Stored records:
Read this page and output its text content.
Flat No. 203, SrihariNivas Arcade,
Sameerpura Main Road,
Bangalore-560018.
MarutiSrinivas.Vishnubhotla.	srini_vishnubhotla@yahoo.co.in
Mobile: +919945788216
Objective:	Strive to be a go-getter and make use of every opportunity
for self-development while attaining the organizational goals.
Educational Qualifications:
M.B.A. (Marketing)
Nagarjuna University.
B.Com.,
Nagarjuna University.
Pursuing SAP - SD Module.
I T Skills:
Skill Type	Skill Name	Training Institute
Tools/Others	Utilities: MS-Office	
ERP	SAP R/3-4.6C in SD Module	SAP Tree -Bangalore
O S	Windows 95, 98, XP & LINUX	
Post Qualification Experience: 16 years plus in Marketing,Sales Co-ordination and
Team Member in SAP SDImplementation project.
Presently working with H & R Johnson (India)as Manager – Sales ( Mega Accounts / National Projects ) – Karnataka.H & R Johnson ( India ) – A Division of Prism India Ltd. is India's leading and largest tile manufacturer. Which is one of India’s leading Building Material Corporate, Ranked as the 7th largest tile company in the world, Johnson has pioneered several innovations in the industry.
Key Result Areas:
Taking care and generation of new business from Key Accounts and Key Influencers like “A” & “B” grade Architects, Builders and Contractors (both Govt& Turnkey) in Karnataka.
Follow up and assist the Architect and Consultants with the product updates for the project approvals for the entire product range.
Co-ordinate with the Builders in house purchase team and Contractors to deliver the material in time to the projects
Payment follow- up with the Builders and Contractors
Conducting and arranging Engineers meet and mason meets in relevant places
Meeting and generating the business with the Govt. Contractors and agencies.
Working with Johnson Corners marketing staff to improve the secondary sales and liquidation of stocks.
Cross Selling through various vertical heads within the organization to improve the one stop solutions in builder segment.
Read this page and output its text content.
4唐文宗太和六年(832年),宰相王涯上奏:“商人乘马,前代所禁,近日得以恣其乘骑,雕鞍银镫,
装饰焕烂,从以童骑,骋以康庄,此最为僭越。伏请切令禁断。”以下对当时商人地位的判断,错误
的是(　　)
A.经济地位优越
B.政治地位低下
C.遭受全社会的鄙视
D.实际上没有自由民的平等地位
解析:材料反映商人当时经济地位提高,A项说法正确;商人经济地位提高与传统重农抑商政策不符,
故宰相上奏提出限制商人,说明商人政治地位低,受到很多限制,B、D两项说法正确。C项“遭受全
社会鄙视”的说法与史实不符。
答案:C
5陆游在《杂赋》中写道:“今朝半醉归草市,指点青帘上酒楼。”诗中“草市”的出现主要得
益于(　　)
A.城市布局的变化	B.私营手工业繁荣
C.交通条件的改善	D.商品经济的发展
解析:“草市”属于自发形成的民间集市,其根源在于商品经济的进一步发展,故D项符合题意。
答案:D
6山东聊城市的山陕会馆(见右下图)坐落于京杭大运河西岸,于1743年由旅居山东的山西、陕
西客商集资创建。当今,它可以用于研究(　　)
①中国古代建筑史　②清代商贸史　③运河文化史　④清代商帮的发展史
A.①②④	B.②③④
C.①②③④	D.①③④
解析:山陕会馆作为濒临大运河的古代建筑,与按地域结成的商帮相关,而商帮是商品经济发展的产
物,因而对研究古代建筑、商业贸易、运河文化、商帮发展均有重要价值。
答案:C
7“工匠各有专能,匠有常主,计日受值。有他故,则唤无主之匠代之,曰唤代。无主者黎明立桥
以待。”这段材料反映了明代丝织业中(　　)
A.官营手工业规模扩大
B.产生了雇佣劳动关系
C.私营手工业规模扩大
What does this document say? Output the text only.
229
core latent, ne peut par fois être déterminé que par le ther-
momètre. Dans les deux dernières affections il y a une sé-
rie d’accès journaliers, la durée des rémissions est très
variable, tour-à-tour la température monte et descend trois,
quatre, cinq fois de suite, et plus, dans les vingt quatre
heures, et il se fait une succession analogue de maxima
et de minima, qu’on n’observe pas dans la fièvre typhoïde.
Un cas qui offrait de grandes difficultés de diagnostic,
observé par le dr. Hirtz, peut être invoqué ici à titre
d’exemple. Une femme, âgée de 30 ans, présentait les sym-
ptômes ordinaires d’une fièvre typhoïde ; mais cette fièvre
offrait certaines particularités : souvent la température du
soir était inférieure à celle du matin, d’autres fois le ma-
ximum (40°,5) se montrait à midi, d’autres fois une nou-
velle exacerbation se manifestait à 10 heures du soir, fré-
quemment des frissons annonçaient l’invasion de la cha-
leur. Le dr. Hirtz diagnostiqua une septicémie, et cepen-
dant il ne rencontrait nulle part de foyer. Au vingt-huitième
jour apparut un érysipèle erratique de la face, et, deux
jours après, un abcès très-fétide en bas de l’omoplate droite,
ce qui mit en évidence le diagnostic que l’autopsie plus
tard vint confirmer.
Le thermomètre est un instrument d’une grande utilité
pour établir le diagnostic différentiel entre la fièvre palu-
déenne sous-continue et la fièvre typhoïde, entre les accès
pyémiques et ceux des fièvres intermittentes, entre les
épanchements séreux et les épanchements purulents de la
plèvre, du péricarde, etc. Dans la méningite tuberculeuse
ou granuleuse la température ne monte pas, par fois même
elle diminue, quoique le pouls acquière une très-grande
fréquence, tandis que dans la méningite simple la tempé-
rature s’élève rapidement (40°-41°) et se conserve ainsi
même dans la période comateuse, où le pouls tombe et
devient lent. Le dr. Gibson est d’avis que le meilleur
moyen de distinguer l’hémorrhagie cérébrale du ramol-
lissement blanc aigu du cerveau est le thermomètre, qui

### Aim of the task
Please reproduce each record precisely as written.

### Exercise answer
Read this page and output its text content.
Flat No. 203, SrihariNivas Arcade,
Sameerpura Main Road,
Bangalore-560018.
MarutiSrinivas.Vishnubhotla.	srini_vishnubhotla@yahoo.co.in
Mobile: +919945788216
Objective:	Strive to be a go-getter and make use of every opportunity
for self-development while attaining the organizational goals.
Educational Qualifications:
M.B.A. (Marketing)
Nagarjuna University.
B.Com.,
Nagarjuna University.
Pursuing SAP - SD Module.
I T Skills:
Skill Type	Skill Name	Training Institute
Tools/Others	Utilities: MS-Office	
ERP	SAP R/3-4.6C in SD Module	SAP Tree -Bangalore
O S	Windows 95, 98, XP & LINUX	
Post Qualification Experience: 16 years plus in Marketing,Sales Co-ordination and
Team Member in SAP SDImplementation project.
Presently working with H & R Johnson (India)as Manager – Sales ( Mega Accounts / National Projects ) – Karnataka.H & R Johnson ( India ) – A Division of Prism India Ltd. is India's leading and largest tile manufacturer. Which is one of India’s leading Building Material Corporate, Ranked as the 7th largest tile company in the world, Johnson has pioneered several innovations in the industry.
Key Result Areas:
Taking care and generation of new business from Key Accounts and Key Influencers like “A” & “B” grade Architects, Builders and Contractors (both Govt& Turnkey) in Karnataka.
Follow up and assist the Architect and Consultants with the product updates for the project approvals for the entire product range.
Co-ordinate with the Builders in house purchase team and Contractors to deliver the material in time to the projects
Payment follow- up with the Builders and Contractors
Conducting and arranging Engineers meet and mason meets in relevant places
Meeting and generating the business with the Govt. Contractors and agencies.
Working with Johnson Corners marketing staff to improve the secondary sales and liquidation of stocks.
Cross Selling through various vertical heads within the organization to improve the one stop solutions in builder segment.
Read this page and output its text content.
4唐文宗太和六年(832年),宰相王涯上奏:“商人乘马,前代所禁,近日得以恣其乘骑,雕鞍银镫,
装饰焕烂,从以童骑,骋以康庄,此最为僭越。伏请切令禁断。”以下对当时商人地位的判断,错误
的是(　　)
A.经济地位优越
B.政治地位低下
C.遭受全社会的鄙视
D.实际上没有自由民的平等地位
解析:材料反映商人当时经济地位提高,A项说法正确;商人经济地位提高与传统重农抑商政策不符,
故宰相上奏提出限制商人,说明商人政治地位低,受到很多限制,B、D两项说法正确。C项“遭受全
社会鄙视”的说法与史实不符。
答案:C
5陆游在《杂赋》中写道:“今朝半醉归草市,指点青帘上酒楼。”诗中“草市”的出现主要得
益于(　　)
A.城市布局的变化	B.私营手工业繁荣
C.交通条件的改善	D.商品经济的发展
解析:“草市”属于自发形成的民间集市,其根源在于商品经济的进一步发展,故D项符合题意。
答案:D
6山东聊城市的山陕会馆(见右下图)坐落于京杭大运河西岸,于1743年由旅居山东的山西、陕
西客商集资创建。当今,它可以用于研究(　　)
①中国古代建筑史　②清代商贸史　③运河文化史　④清代商帮的发展史
A.①②④	B.②③④
C.①②③④	D.①③④
解析:山陕会馆作为濒临大运河的古代建筑,与按地域结成的商帮相关,而商帮是商品经济发展的产
物,因而对研究古代建筑、商业贸易、运河文化、商帮发展均有重要价值。
答案:C
7“工匠各有专能,匠有常主,计日受值。有他故,则唤无主之匠代之,曰唤代。无主者黎明立桥
以待。”这段材料反映了明代丝织业中(　　)
A.官营手工业规模扩大
B.产生了雇佣劳动关系
C.私营手工业规模扩大
What does this document say? Output the text only.
229
core latent, ne peut par fois être déterminé que par le ther-
momètre. Dans les deux dernières affections il y a une sé-
rie d’accès journaliers, la durée des rémissions est très
variable, tour-à-tour la température monte et descend trois,
quatre, cinq fois de suite, et plus, dans les vingt quatre
heures, et il se fait une succession analogue de maxima
et de minima, qu’on n’observe pas dans la fièvre typhoïde.
Un cas qui offrait de grandes difficultés de diagnostic,
observé par le dr. Hirtz, peut être invoqué ici à titre
d’exemple. Une femme, âgée de 30 ans, présentait les sym-
ptômes ordinaires d’une fièvre typhoïde ; mais cette fièvre
offrait certaines particularités : souvent la température du
soir était inférieure à celle du matin, d’autres fois le ma-
ximum (40°,5) se montrait à midi, d’autres fois une nou-
velle exacerbation se manifestait à 10 heures du soir, fré-
quemment des frissons annonçaient l’invasion de la cha-
leur. Le dr. Hirtz diagnostiqua une septicémie, et cepen-
dant il ne rencontrait nulle part de foyer. Au vingt-huitième
jour apparut un érysipèle erratique de la face, et, deux
jours après, un abcès très-fétide en bas de l’omoplate droite,
ce qui mit en évidence le diagnostic que l’autopsie plus
tard vint confirmer.
Le thermomètre est un instrument d’une grande utilité
pour établir le diagnostic différentiel entre la fièvre palu-
déenne sous-continue et la fièvre typhoïde, entre les accès
pyémiques et ceux des fièvres intermittentes, entre les
épanchements séreux et les épanchements purulents de la
plèvre, du péricarde, etc. Dans la méningite tuberculeuse
ou granuleuse la température ne monte pas, par fois même
elle diminue, quoique le pouls acquière une très-grande
fréquence, tandis que dans la méningite simple la tempé-
rature s’élève rapidement (40°-41°) et se conserve ainsi
même dans la période comateuse, où le pouls tombe et
devient lent. Le dr. Gibson est d’avis que le meilleur
moyen de distinguer l’hémorrhagie cérébrale du ramol-
lissement blanc aigu du cerveau est le thermomètre, qui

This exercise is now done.